Dataset items:
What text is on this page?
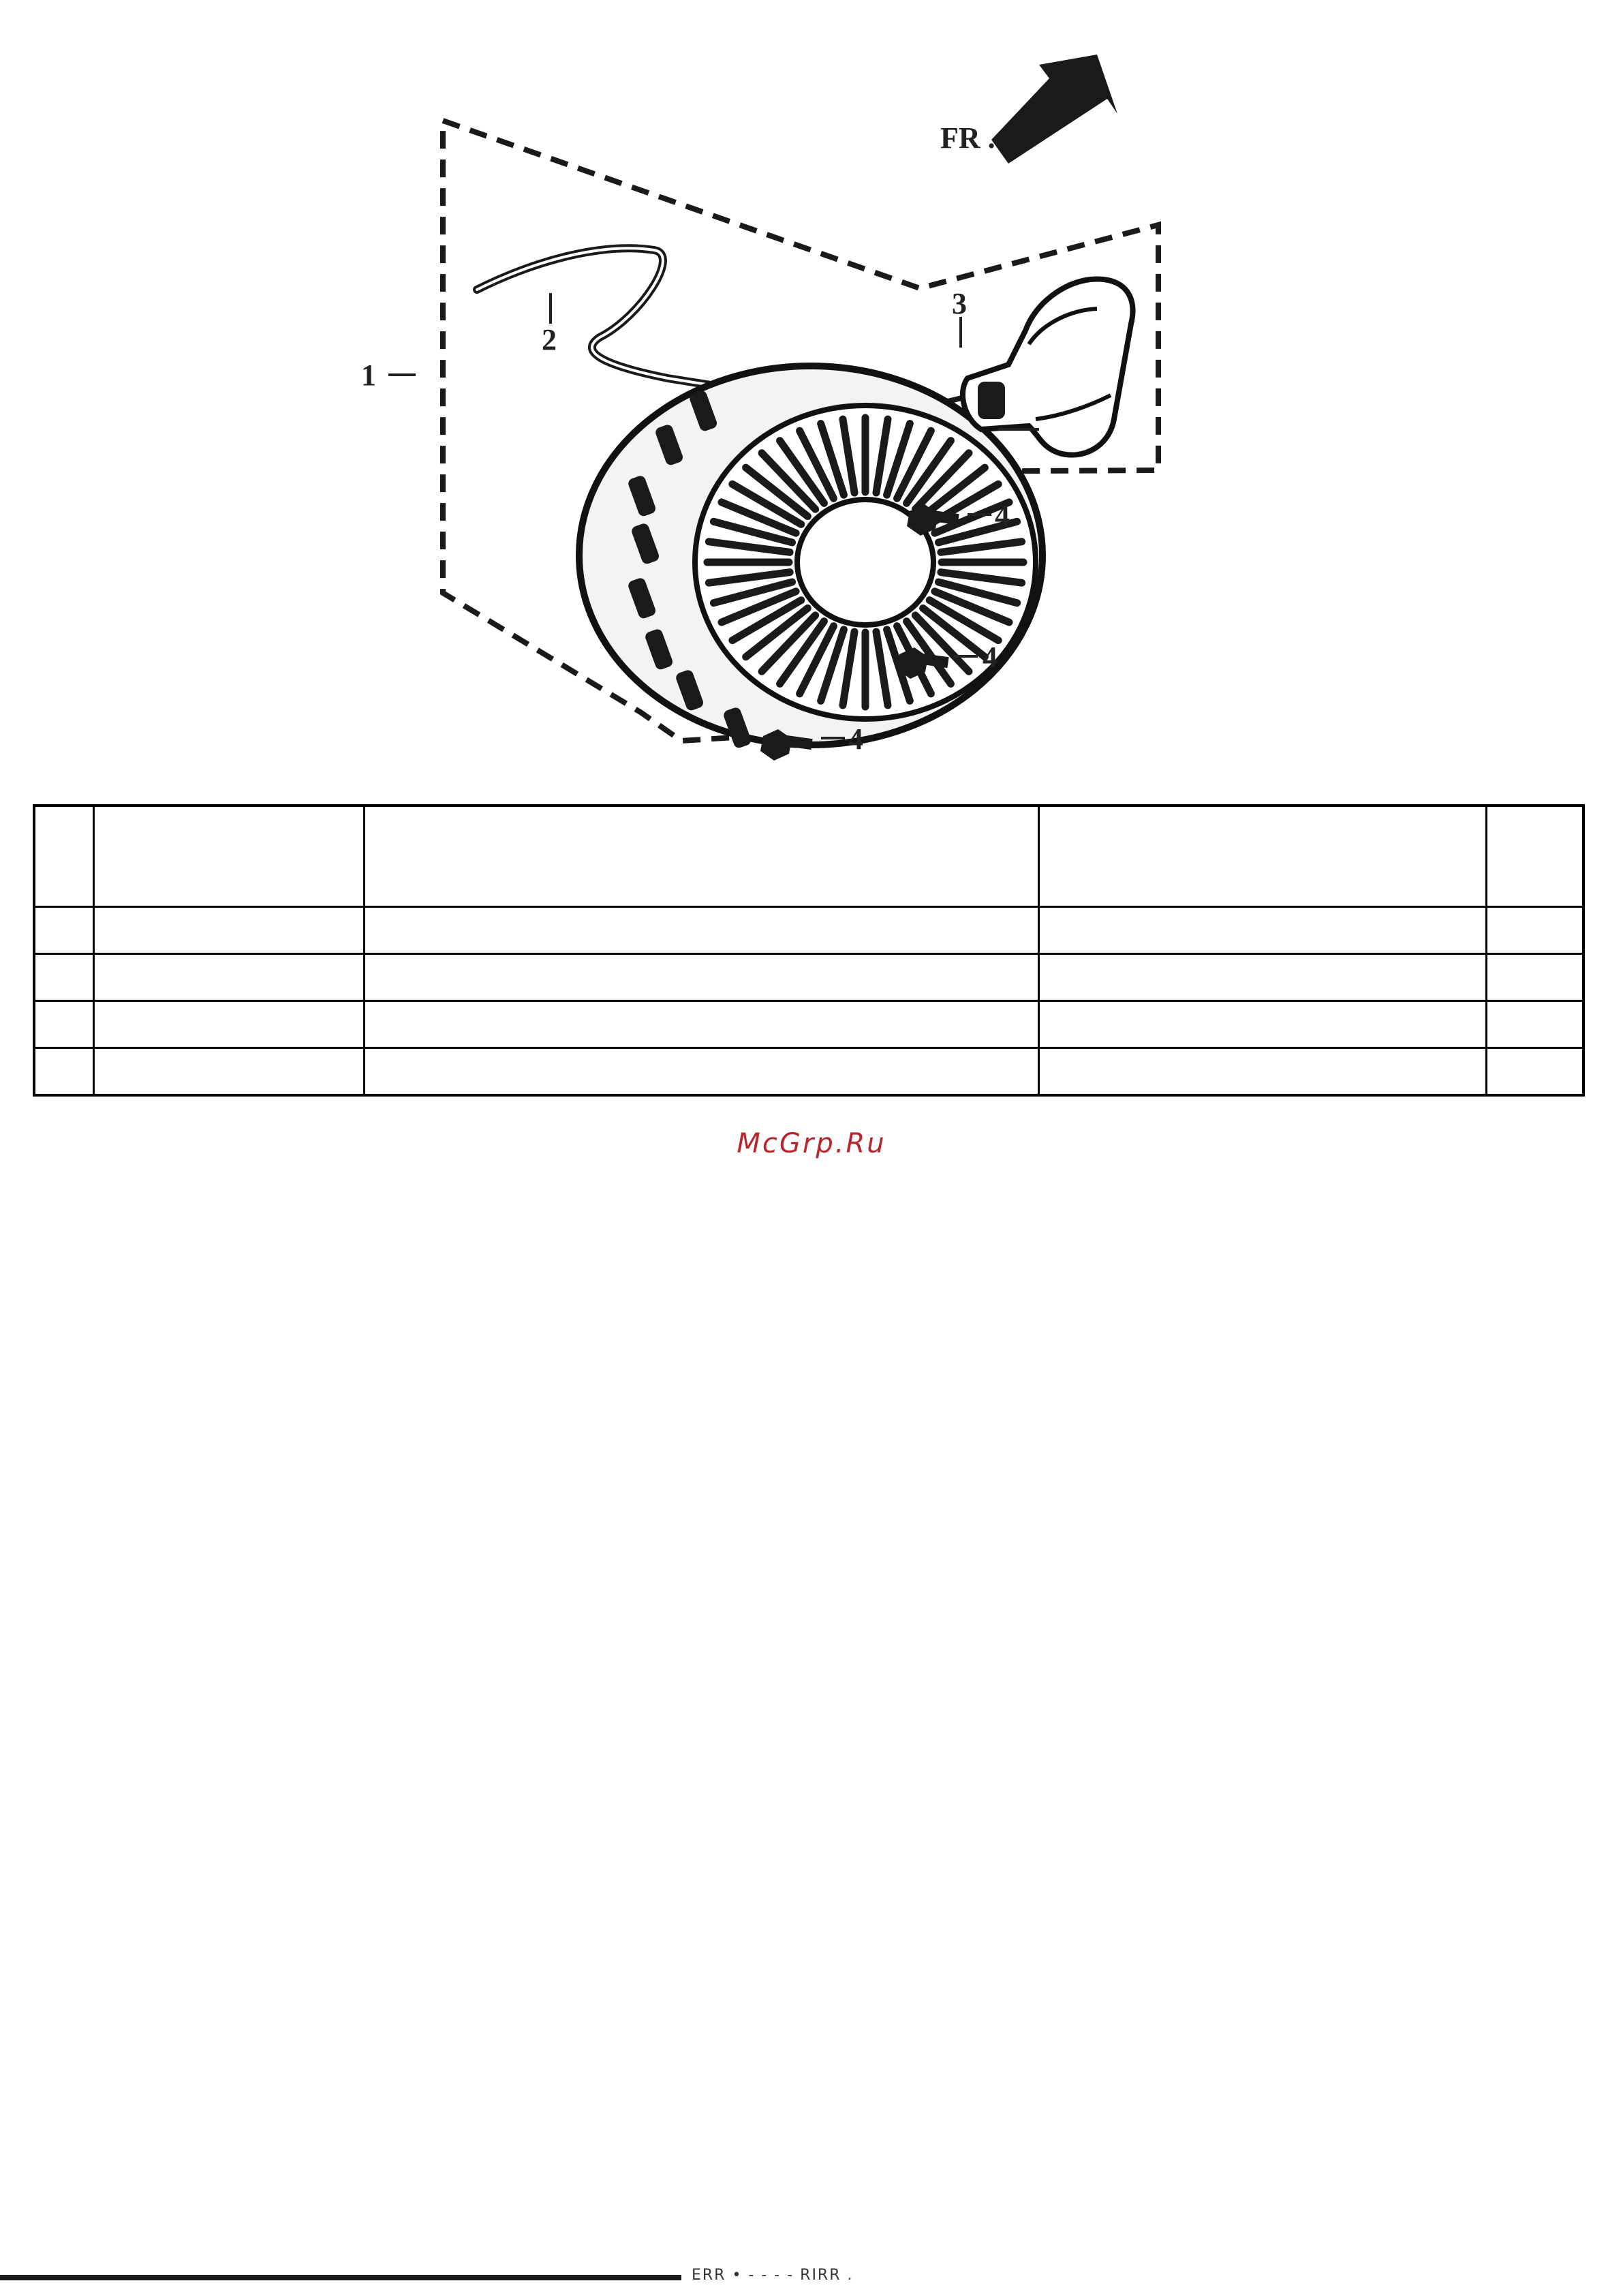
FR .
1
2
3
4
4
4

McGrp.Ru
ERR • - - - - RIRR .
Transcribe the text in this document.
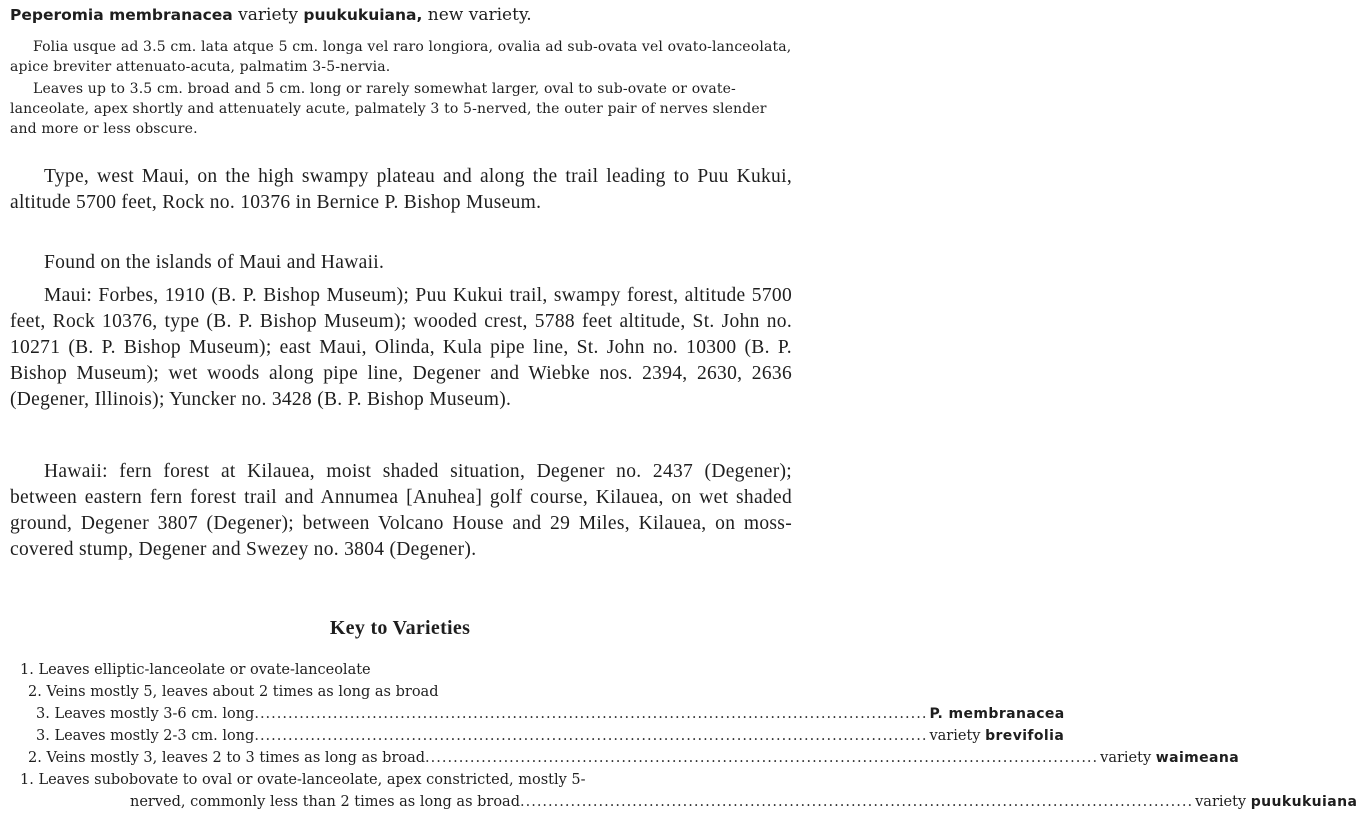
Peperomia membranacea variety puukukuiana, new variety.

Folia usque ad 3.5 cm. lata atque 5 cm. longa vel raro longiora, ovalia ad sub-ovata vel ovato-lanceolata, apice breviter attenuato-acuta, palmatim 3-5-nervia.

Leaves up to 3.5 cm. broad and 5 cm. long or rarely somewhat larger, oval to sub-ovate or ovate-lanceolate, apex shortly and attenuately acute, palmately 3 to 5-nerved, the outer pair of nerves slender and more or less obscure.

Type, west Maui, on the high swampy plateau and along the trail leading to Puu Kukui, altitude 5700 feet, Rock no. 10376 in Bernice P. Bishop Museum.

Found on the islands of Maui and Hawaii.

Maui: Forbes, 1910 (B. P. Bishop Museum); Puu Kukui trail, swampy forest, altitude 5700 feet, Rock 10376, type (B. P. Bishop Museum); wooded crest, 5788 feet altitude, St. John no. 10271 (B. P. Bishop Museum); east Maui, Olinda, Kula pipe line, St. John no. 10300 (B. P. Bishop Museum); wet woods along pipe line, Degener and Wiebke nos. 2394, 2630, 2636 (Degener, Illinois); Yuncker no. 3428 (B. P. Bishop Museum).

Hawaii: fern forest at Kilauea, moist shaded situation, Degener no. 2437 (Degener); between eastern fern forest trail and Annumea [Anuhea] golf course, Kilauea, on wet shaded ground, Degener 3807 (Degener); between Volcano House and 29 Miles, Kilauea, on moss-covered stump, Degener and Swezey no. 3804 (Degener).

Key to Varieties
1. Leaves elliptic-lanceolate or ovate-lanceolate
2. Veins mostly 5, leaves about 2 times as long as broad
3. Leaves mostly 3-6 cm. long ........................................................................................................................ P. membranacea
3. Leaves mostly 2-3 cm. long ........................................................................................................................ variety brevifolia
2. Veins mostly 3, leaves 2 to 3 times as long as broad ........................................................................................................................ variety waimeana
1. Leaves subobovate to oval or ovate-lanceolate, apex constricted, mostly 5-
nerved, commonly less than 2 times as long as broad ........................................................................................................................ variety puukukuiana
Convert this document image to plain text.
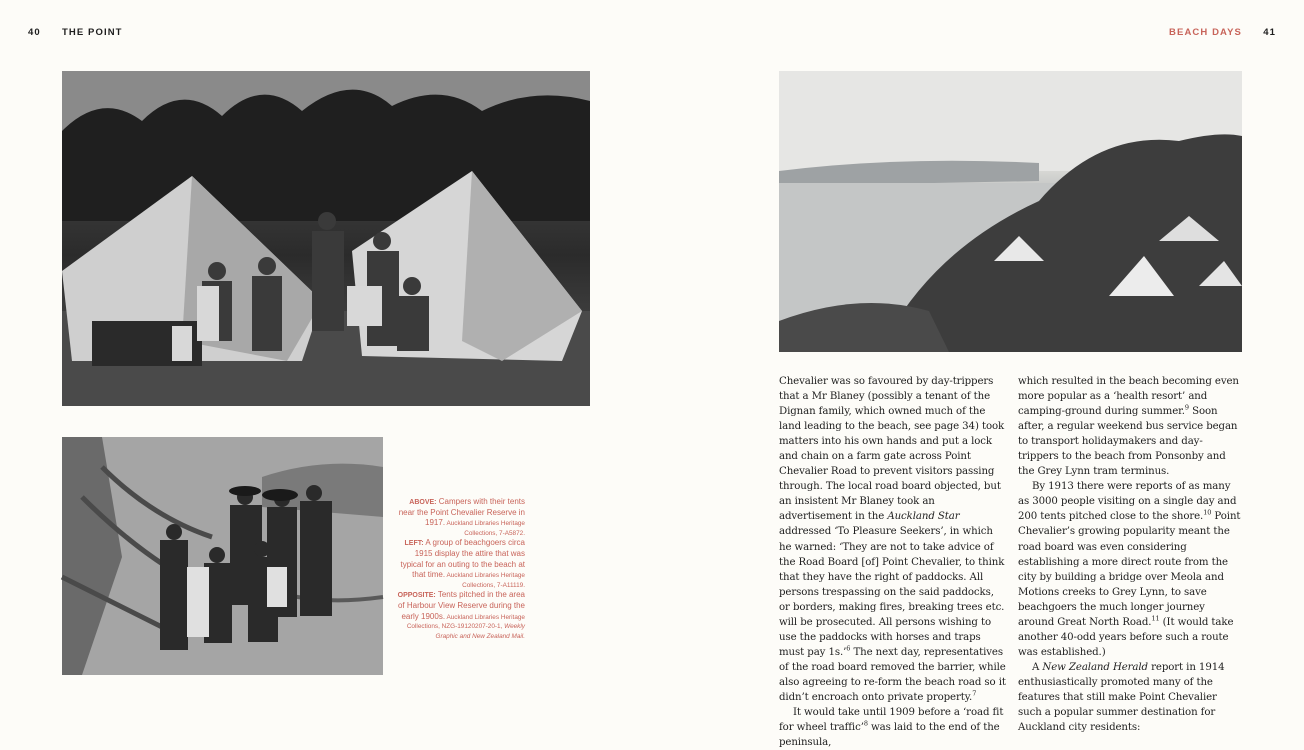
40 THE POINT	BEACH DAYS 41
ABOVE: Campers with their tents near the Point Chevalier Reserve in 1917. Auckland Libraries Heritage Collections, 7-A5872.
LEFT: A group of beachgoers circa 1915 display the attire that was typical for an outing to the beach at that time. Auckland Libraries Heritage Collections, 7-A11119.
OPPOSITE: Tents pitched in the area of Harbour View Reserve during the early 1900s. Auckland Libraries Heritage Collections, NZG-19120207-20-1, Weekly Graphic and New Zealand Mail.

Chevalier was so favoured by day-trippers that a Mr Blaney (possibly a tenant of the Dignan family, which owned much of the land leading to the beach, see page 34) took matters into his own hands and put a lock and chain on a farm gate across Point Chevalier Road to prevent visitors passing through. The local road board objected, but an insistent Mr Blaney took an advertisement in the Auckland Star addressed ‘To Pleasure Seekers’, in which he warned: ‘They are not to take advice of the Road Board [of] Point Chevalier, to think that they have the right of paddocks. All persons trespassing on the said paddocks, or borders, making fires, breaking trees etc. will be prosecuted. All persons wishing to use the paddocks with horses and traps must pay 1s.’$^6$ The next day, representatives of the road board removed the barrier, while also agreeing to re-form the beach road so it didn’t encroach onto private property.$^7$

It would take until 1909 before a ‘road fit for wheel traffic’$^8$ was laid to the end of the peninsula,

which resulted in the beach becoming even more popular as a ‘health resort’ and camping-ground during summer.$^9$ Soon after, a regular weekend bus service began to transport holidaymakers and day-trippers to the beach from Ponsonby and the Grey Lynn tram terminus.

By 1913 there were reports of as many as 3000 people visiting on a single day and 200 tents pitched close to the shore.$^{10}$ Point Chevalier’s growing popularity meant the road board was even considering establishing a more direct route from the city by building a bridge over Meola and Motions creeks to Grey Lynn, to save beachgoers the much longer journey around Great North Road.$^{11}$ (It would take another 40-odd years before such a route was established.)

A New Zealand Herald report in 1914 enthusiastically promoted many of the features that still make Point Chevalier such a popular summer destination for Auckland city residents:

◆ Written instruction
Identify the lines in the entries above that contain "membranacea", then copy them out.

◆ Written solution
Peperomia membranacea variety puukukuiana, new variety.
3. Leaves mostly 3-6 cm. long ........................................................................................................................ P. membranacea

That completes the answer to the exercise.